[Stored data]
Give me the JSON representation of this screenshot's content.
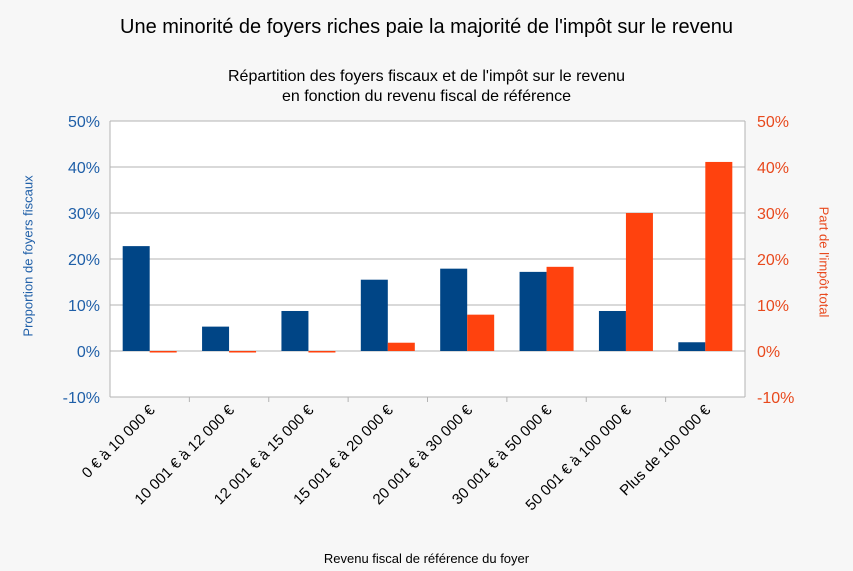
{
  "chart_data": {
    "type": "bar",
    "title": "Une minorité de foyers riches paie la majorité de l'impôt sur le revenu",
    "subtitle_lines": [
      "Répartition des foyers fiscaux et de l'impôt sur le revenu",
      "en fonction du revenu fiscal de référence"
    ],
    "xlabel": "Revenu fiscal de référence du foyer",
    "ylabel_left": "Proportion de foyers fiscaux",
    "ylabel_right": "Part de l'impôt total",
    "ylim": [
      -10,
      50
    ],
    "yticks": [
      "-10%",
      "0%",
      "10%",
      "20%",
      "30%",
      "40%",
      "50%"
    ],
    "ytick_values": [
      -10,
      0,
      10,
      20,
      30,
      40,
      50
    ],
    "categories": [
      "0 € à 10 000 €",
      "10 001 € à 12 000 €",
      "12 001 € à 15 000  €",
      "15 001 € à 20 000 €",
      "20 001 € à 30 000 €",
      "30 001 € à 50 000 €",
      "50 001 € à 100 000 €",
      "Plus de 100 000 €"
    ],
    "series": [
      {
        "values": [
          22.8,
          5.3,
          8.7,
          15.5,
          17.9,
          17.2,
          8.7,
          1.9
        ],
        "color": "#004586",
        "axis": "left"
      },
      {
        "values": [
          -0.3,
          -0.3,
          -0.3,
          1.8,
          7.9,
          18.3,
          30.0,
          41.1
        ],
        "color": "#ff420e",
        "axis": "right"
      }
    ],
    "grid": true,
    "left_axis_color": "#1f5fa8",
    "right_axis_color": "#e8491d"
  }
}
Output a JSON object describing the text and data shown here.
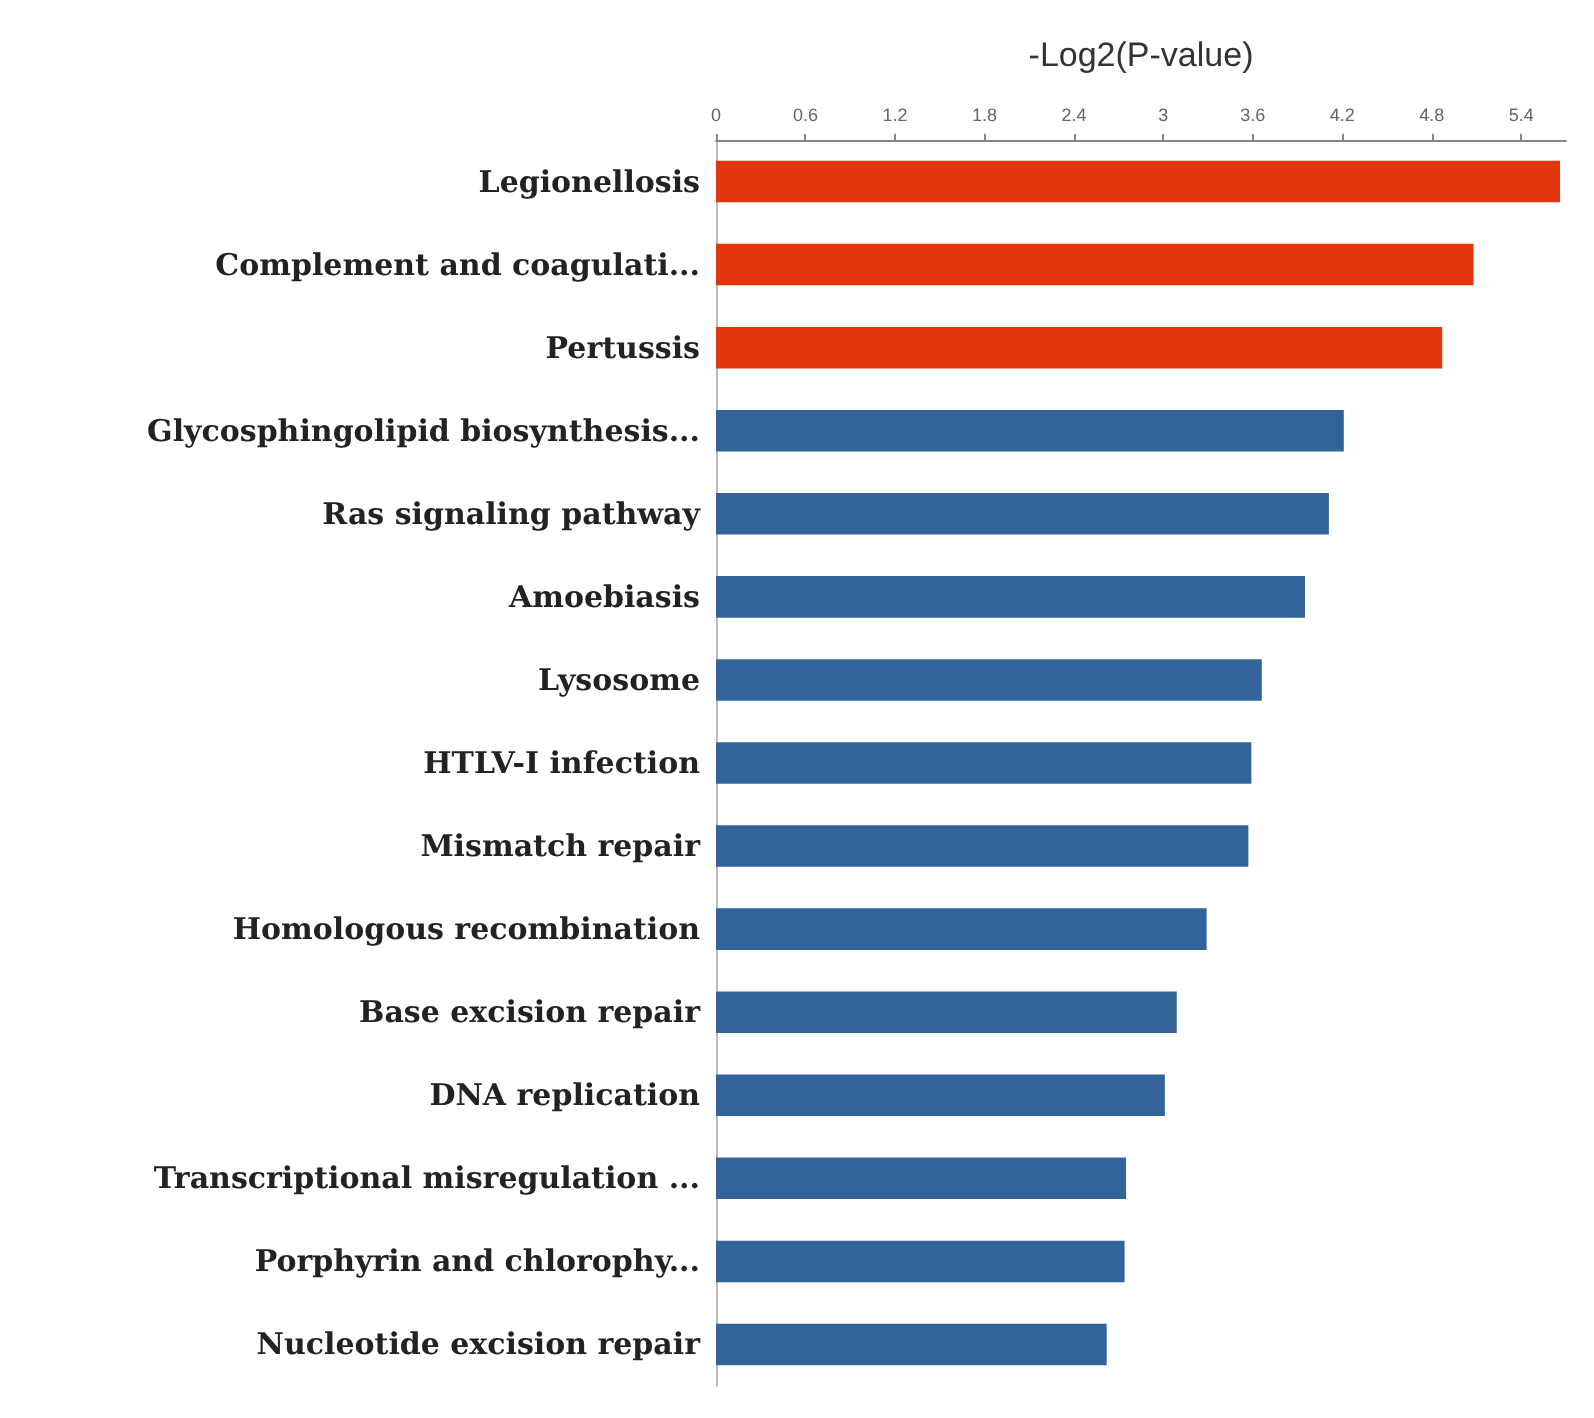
{
  "chart_data": {
    "type": "bar",
    "orientation": "horizontal",
    "xlabel": "-Log2(P-value)",
    "categories": [
      "Legionellosis",
      "Complement and coagulati...",
      "Pertussis",
      "Glycosphingolipid biosynthesis...",
      "Ras signaling pathway",
      "Amoebiasis",
      "Lysosome",
      "HTLV-I infection",
      "Mismatch repair",
      "Homologous recombination",
      "Base excision repair",
      "DNA replication",
      "Transcriptional misregulation ...",
      "Porphyrin and chlorophy...",
      "Nucleotide excision repair"
    ],
    "values": [
      5.66,
      5.08,
      4.87,
      4.21,
      4.11,
      3.95,
      3.66,
      3.59,
      3.57,
      3.29,
      3.09,
      3.01,
      2.75,
      2.74,
      2.62
    ],
    "colors": [
      "#e2360f",
      "#e2360f",
      "#e2360f",
      "#32649a",
      "#32649a",
      "#32649a",
      "#32649a",
      "#32649a",
      "#32649a",
      "#32649a",
      "#32649a",
      "#32649a",
      "#32649a",
      "#32649a",
      "#32649a"
    ],
    "xlim": [
      0,
      5.7
    ],
    "xticks": [
      0,
      0.6,
      1.2,
      1.8,
      2.4,
      3,
      3.6,
      4.2,
      4.8,
      5.4
    ],
    "grid": false
  }
}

= WHAT YOU ARE ASKED TO DO =
Identify each line in the entries with the word "fiscaux" and copy it.

= ANSWER TO THIS TASK =
      "Répartition des foyers fiscaux et de l'impôt sur le revenu",
    "ylabel_left": "Proportion de foyers fiscaux",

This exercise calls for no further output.